# Data provided
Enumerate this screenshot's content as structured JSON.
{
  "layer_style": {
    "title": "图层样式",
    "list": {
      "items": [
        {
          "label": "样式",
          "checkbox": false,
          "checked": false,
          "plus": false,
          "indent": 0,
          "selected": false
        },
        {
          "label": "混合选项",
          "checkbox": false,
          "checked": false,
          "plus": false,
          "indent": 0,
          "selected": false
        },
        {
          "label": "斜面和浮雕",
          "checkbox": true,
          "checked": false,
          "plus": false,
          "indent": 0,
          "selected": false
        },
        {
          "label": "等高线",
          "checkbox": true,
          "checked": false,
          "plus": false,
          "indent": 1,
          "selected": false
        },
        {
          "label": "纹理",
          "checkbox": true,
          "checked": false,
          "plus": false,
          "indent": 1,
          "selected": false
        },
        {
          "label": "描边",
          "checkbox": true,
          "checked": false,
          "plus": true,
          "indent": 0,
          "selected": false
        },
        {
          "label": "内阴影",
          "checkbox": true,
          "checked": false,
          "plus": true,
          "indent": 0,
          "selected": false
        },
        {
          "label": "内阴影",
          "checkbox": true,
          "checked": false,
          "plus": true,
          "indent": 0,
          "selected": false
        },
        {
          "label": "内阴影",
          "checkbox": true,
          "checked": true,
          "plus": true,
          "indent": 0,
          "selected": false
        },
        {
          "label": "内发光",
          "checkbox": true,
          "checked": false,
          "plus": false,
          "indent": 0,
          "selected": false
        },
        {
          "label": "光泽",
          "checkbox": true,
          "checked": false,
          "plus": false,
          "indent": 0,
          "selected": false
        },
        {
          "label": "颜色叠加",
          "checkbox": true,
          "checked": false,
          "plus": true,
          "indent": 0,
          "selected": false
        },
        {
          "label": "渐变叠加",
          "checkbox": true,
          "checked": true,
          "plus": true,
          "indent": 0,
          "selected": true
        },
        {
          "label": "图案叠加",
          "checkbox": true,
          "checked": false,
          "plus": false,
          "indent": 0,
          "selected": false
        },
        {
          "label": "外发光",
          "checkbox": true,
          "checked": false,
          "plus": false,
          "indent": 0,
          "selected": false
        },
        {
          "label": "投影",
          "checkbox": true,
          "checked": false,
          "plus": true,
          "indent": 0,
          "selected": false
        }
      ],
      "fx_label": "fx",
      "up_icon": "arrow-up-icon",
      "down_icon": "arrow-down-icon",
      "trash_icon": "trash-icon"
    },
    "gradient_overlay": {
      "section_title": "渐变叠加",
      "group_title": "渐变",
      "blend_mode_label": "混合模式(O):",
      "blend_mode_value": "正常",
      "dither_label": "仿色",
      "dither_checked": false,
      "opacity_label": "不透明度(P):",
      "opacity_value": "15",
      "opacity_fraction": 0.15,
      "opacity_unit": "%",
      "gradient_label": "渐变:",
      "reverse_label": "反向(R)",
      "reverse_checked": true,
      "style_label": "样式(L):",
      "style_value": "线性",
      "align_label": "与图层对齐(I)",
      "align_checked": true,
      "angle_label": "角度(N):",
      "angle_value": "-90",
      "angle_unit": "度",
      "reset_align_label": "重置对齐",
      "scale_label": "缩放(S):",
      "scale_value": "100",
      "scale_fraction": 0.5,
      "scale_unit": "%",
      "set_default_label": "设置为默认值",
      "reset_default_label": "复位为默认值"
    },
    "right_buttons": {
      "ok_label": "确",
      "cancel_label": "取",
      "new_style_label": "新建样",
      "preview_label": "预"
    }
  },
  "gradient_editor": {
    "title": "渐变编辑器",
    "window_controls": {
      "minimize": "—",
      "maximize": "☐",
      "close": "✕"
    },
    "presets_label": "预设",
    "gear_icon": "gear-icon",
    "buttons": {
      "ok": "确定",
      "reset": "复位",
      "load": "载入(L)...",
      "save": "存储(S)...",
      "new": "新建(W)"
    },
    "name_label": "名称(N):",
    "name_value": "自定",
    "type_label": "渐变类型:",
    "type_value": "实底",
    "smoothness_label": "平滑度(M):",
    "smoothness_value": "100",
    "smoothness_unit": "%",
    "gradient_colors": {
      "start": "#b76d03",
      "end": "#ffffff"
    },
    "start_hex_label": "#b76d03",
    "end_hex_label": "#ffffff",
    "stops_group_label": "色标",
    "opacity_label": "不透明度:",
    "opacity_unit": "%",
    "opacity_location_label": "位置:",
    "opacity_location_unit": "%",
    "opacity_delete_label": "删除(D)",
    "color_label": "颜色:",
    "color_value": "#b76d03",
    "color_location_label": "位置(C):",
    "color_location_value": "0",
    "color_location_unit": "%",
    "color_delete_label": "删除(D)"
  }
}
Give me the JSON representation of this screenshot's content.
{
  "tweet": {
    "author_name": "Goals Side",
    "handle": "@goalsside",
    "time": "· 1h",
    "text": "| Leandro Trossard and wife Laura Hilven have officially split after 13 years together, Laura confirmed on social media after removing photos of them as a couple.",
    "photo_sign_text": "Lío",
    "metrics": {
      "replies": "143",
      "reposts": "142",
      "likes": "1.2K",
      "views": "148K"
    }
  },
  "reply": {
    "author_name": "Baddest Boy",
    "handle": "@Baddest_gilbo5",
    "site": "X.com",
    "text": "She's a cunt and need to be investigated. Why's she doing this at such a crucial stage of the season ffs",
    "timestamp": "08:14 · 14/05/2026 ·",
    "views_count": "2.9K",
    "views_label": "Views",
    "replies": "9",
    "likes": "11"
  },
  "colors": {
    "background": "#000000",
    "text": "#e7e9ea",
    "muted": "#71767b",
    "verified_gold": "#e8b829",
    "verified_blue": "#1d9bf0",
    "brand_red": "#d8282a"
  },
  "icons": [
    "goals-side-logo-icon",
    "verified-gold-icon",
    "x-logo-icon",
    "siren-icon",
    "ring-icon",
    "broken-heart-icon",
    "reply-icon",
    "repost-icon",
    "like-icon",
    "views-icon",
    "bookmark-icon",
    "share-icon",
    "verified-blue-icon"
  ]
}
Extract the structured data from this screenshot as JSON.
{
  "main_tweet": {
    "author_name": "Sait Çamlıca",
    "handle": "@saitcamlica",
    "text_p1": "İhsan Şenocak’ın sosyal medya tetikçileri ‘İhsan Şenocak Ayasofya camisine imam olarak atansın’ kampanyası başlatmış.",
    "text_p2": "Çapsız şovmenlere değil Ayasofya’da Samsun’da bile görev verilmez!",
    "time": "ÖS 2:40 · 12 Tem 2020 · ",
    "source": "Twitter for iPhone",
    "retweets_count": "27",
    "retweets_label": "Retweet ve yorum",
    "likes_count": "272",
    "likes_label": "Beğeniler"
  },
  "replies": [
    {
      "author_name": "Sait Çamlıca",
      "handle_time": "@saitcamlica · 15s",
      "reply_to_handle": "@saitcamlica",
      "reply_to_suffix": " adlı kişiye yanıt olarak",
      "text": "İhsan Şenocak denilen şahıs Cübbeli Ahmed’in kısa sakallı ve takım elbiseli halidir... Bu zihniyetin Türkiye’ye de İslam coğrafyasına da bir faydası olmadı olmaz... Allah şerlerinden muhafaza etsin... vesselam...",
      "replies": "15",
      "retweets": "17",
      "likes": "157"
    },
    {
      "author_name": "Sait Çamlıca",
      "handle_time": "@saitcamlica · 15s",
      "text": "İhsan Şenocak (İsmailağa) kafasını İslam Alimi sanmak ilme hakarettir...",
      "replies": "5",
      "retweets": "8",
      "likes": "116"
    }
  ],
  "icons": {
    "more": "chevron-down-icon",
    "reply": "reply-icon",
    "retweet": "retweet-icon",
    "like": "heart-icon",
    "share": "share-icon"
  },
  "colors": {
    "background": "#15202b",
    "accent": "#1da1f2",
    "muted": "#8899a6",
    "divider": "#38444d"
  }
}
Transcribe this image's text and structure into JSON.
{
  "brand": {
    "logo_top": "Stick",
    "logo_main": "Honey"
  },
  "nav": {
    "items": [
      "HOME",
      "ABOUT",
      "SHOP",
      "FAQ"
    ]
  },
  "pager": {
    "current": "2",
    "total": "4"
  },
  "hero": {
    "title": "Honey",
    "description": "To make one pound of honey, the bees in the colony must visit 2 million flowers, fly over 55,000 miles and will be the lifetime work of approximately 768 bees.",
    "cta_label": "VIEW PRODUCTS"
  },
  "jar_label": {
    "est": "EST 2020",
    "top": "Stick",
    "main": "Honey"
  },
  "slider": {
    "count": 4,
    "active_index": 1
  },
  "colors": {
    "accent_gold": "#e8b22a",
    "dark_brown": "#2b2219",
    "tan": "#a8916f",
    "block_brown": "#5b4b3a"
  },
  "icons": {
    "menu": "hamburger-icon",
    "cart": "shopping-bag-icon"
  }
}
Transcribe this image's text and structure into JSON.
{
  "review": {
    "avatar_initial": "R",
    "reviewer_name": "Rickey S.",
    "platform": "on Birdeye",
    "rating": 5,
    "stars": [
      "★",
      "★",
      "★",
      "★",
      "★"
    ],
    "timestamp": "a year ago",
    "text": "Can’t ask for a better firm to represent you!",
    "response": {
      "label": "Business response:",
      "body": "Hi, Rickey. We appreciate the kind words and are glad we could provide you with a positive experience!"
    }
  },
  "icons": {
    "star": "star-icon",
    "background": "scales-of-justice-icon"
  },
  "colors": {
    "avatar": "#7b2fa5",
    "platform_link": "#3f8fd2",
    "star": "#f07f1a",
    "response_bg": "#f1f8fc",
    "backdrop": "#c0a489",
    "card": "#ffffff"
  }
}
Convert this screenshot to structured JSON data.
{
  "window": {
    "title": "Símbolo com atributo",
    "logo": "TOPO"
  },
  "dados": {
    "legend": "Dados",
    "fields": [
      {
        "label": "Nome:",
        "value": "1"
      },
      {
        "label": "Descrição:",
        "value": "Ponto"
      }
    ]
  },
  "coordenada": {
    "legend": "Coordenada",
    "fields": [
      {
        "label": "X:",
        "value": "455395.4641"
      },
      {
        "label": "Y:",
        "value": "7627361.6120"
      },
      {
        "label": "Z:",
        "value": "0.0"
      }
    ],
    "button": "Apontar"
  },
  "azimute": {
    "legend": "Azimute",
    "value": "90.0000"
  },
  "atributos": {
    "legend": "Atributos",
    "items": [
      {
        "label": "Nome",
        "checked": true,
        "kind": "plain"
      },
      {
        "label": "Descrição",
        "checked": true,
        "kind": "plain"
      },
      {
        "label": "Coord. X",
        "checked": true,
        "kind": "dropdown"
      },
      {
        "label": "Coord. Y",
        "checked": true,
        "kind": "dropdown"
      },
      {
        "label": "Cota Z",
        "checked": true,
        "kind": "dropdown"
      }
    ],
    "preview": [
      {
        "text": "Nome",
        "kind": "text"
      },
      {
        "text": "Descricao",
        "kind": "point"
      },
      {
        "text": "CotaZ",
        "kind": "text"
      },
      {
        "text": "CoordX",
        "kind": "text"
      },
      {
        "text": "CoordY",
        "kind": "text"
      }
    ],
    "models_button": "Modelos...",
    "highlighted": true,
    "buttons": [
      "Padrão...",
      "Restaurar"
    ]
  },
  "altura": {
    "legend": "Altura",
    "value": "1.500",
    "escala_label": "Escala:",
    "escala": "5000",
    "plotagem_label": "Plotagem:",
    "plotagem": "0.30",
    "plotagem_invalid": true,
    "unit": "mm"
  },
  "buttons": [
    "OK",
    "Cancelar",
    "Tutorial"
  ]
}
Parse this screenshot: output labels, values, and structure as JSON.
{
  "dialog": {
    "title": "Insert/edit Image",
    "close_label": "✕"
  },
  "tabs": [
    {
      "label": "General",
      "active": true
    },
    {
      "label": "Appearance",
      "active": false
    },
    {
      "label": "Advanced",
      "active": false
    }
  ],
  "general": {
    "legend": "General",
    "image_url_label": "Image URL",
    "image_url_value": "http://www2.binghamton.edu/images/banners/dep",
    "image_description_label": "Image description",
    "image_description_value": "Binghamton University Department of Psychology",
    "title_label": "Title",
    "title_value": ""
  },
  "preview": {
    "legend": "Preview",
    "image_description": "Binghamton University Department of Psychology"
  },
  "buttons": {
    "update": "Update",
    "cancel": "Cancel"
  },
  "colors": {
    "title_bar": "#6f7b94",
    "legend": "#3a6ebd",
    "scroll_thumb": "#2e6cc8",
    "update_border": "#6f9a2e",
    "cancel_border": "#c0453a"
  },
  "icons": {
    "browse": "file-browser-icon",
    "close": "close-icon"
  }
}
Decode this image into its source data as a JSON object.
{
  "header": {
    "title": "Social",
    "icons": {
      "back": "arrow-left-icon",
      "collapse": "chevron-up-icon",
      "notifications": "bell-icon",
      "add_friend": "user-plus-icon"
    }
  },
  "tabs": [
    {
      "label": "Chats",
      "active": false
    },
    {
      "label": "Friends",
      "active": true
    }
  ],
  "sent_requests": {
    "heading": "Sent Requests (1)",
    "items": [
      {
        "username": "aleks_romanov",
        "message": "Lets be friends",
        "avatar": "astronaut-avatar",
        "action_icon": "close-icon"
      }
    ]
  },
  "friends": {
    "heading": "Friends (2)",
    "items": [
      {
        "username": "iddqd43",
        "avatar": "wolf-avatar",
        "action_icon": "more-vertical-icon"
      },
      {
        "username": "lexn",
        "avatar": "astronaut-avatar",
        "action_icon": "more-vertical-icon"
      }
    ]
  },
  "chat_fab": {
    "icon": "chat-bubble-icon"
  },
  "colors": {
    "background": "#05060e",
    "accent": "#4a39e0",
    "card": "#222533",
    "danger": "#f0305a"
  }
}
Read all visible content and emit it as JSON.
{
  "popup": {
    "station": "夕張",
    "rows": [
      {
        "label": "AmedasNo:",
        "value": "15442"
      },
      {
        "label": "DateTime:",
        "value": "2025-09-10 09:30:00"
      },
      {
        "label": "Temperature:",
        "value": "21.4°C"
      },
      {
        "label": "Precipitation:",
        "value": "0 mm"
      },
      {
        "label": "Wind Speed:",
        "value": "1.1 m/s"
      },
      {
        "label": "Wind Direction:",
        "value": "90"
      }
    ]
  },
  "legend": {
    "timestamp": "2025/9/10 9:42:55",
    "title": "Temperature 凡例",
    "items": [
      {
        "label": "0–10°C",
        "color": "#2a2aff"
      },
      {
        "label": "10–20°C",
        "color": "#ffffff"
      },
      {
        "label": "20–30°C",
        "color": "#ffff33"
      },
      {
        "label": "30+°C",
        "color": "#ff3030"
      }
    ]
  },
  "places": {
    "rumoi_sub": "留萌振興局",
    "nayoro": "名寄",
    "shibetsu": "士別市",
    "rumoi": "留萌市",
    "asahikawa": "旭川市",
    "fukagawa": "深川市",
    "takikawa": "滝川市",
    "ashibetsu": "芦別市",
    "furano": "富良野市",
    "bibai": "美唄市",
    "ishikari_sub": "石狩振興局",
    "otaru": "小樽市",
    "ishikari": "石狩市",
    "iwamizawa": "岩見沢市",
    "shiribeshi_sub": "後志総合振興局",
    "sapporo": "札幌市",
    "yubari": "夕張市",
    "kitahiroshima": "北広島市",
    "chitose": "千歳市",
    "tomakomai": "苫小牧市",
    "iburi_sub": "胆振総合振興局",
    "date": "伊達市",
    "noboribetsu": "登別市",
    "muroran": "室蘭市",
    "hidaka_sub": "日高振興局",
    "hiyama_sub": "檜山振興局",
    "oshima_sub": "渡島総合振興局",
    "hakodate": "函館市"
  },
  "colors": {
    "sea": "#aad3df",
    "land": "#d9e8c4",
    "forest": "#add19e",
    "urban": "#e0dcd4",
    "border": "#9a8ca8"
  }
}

# Brief
Examine the listing and say how many of its lines contain the string "Psychology". Give the number alone.

# Worked answer
2